**Exercise prompt:**
Transcribe every entry below word for word, but skip the pictures.

**Records for this task:**
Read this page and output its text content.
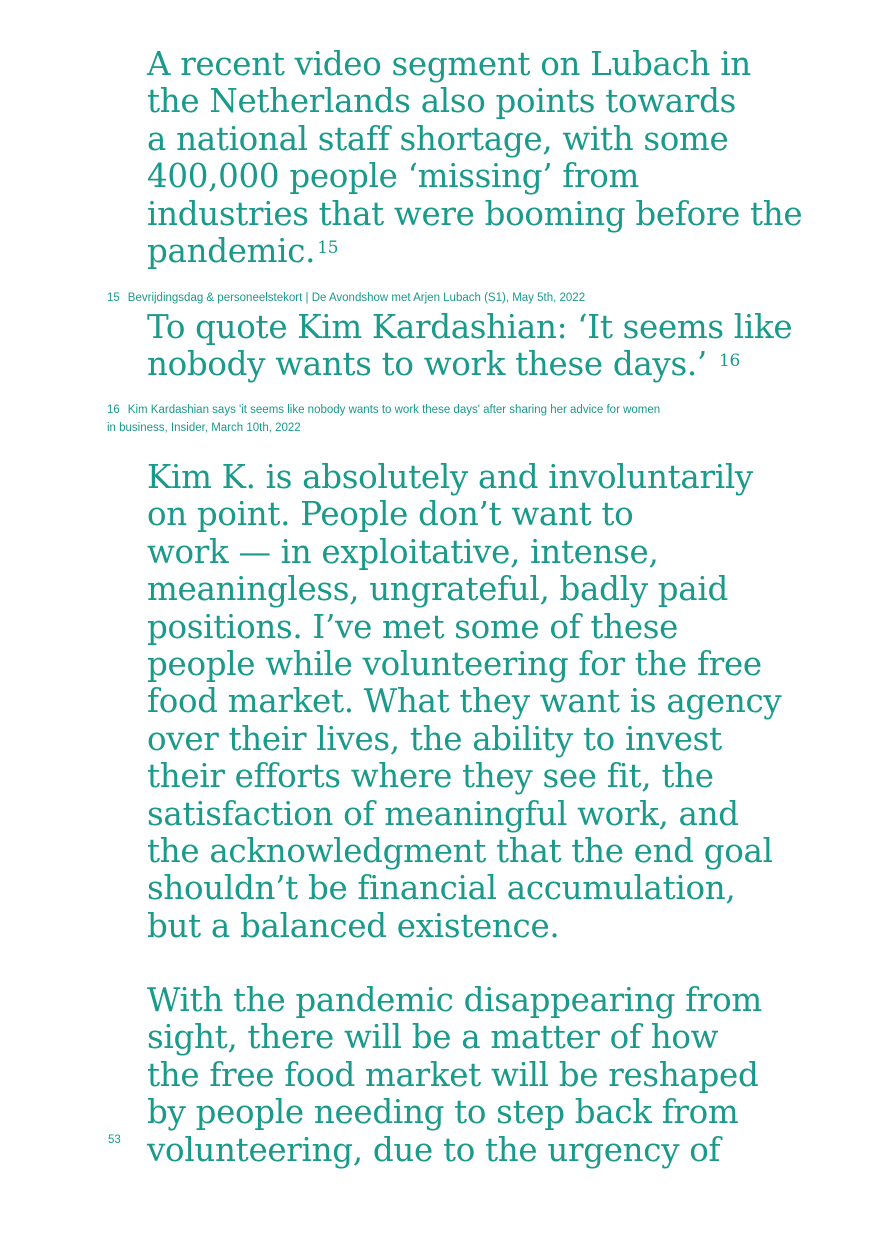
A recent video segment on Lubach in
the Netherlands also points towards
a national staff shortage, with some
400,000 people ‘missing’ from
industries that were booming before the
pandemic. $^{15}$

15 Bevrijdingsdag & personeelstekort | De Avondshow met Arjen Lubach (S1), May 5th, 2022

To quote Kim Kardashian: ‘It seems like
nobody wants to work these days.’ $^{16}$

16 Kim Kardashian says 'it seems like nobody wants to work these days' after sharing her advice for women
in business, Insider, March 10th, 2022

Kim K. is absolutely and involuntarily
on point. People don’t want to
work — in exploitative, intense,
meaningless, ungrateful, badly paid
positions. I’ve met some of these
people while volunteering for the free
food market. What they want is agency
over their lives, the ability to invest
their efforts where they see fit, the
satisfaction of meaningful work, and
the acknowledgment that the end goal
shouldn’t be financial accumulation,
but a balanced existence.

With the pandemic disappearing from
sight, there will be a matter of how
the free food market will be reshaped
by people needing to step back from
volunteering, due to the urgency of

53
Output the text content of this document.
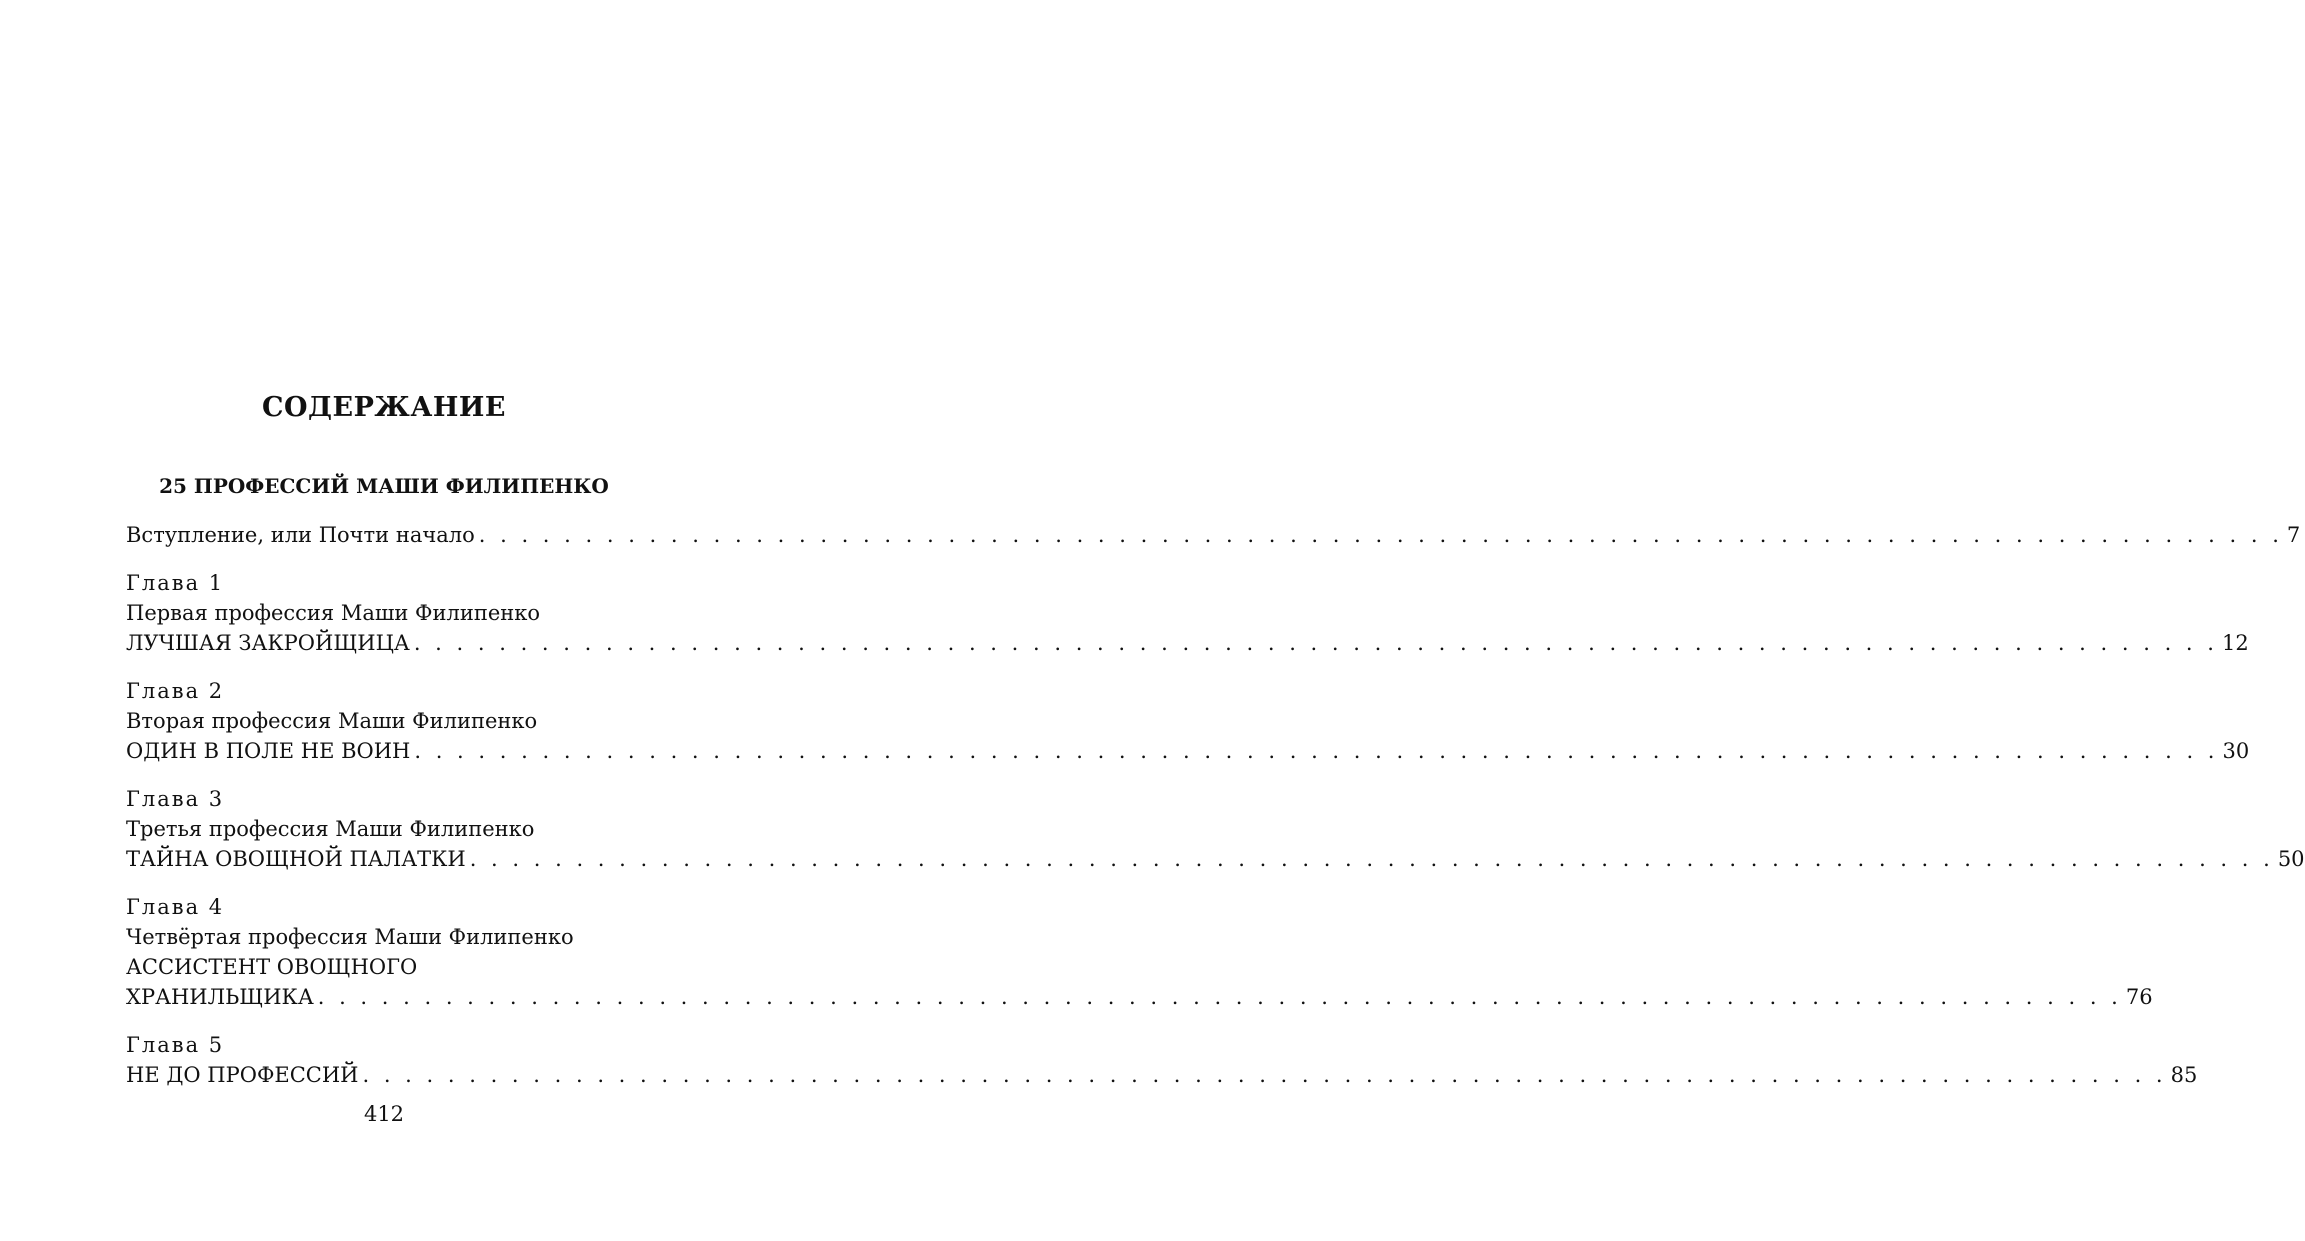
СОДЕРЖАНИЕ
25 ПРОФЕССИЙ МАШИ ФИЛИПЕНКО
Вступление, или Почти начало . . . . . . . . . . . . . . . . . . . . . . . . . . . . . . . . . . . . . . . . . . . . . . . . . . . . . . . . . . . . . . . . . . . . . . . . . . . . . . . . . . . . . 7
Глава 1
Первая профессия Маши Филипенко
ЛУЧШАЯ ЗАКРОЙЩИЦА . . . . . . . . . . . . . . . . . . . . . . . . . . . . . . . . . . . . . . . . . . . . . . . . . . . . . . . . . . . . . . . . . . . . . . . . . . . . . . . . . . . . . 12
Глава 2
Вторая профессия Маши Филипенко
ОДИН В ПОЛЕ НЕ ВОИН . . . . . . . . . . . . . . . . . . . . . . . . . . . . . . . . . . . . . . . . . . . . . . . . . . . . . . . . . . . . . . . . . . . . . . . . . . . . . . . . . . . . . 30
Глава 3
Третья профессия Маши Филипенко
ТАЙНА ОВОЩНОЙ ПАЛАТКИ . . . . . . . . . . . . . . . . . . . . . . . . . . . . . . . . . . . . . . . . . . . . . . . . . . . . . . . . . . . . . . . . . . . . . . . . . . . . . . . . . . . . . 50
Глава 4
Четвёртая профессия Маши Филипенко
АССИСТЕНТ ОВОЩНОГО
ХРАНИЛЬЩИКА . . . . . . . . . . . . . . . . . . . . . . . . . . . . . . . . . . . . . . . . . . . . . . . . . . . . . . . . . . . . . . . . . . . . . . . . . . . . . . . . . . . . . 76
Глава 5
НЕ ДО ПРОФЕССИЙ . . . . . . . . . . . . . . . . . . . . . . . . . . . . . . . . . . . . . . . . . . . . . . . . . . . . . . . . . . . . . . . . . . . . . . . . . . . . . . . . . . . . . 85
412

**Answer to this exercise:**
Read this page and output its text content.
A recent video segment on Lubach in
the Netherlands also points towards
a national staff shortage, with some
400,000 people ‘missing’ from
industries that were booming before the
pandemic. $^{15}$

15 Bevrijdingsdag & personeelstekort | De Avondshow met Arjen Lubach (S1), May 5th, 2022

To quote Kim Kardashian: ‘It seems like
nobody wants to work these days.’ $^{16}$

16 Kim Kardashian says 'it seems like nobody wants to work these days' after sharing her advice for women
in business, Insider, March 10th, 2022

Kim K. is absolutely and involuntarily
on point. People don’t want to
work — in exploitative, intense,
meaningless, ungrateful, badly paid
positions. I’ve met some of these
people while volunteering for the free
food market. What they want is agency
over their lives, the ability to invest
their efforts where they see fit, the
satisfaction of meaningful work, and
the acknowledgment that the end goal
shouldn’t be financial accumulation,
but a balanced existence.

With the pandemic disappearing from
sight, there will be a matter of how
the free food market will be reshaped
by people needing to step back from
volunteering, due to the urgency of

53
Output the text content of this document.
СОДЕРЖАНИЕ
25 ПРОФЕССИЙ МАШИ ФИЛИПЕНКО
Вступление, или Почти начало . . . . . . . . . . . . . . . . . . . . . . . . . . . . . . . . . . . . . . . . . . . . . . . . . . . . . . . . . . . . . . . . . . . . . . . . . . . . . . . . . . . . . 7
Глава 1
Первая профессия Маши Филипенко
ЛУЧШАЯ ЗАКРОЙЩИЦА . . . . . . . . . . . . . . . . . . . . . . . . . . . . . . . . . . . . . . . . . . . . . . . . . . . . . . . . . . . . . . . . . . . . . . . . . . . . . . . . . . . . . 12
Глава 2
Вторая профессия Маши Филипенко
ОДИН В ПОЛЕ НЕ ВОИН . . . . . . . . . . . . . . . . . . . . . . . . . . . . . . . . . . . . . . . . . . . . . . . . . . . . . . . . . . . . . . . . . . . . . . . . . . . . . . . . . . . . . 30
Глава 3
Третья профессия Маши Филипенко
ТАЙНА ОВОЩНОЙ ПАЛАТКИ . . . . . . . . . . . . . . . . . . . . . . . . . . . . . . . . . . . . . . . . . . . . . . . . . . . . . . . . . . . . . . . . . . . . . . . . . . . . . . . . . . . . . 50
Глава 4
Четвёртая профессия Маши Филипенко
АССИСТЕНТ ОВОЩНОГО
ХРАНИЛЬЩИКА . . . . . . . . . . . . . . . . . . . . . . . . . . . . . . . . . . . . . . . . . . . . . . . . . . . . . . . . . . . . . . . . . . . . . . . . . . . . . . . . . . . . . 76
Глава 5
НЕ ДО ПРОФЕССИЙ . . . . . . . . . . . . . . . . . . . . . . . . . . . . . . . . . . . . . . . . . . . . . . . . . . . . . . . . . . . . . . . . . . . . . . . . . . . . . . . . . . . . . 85
412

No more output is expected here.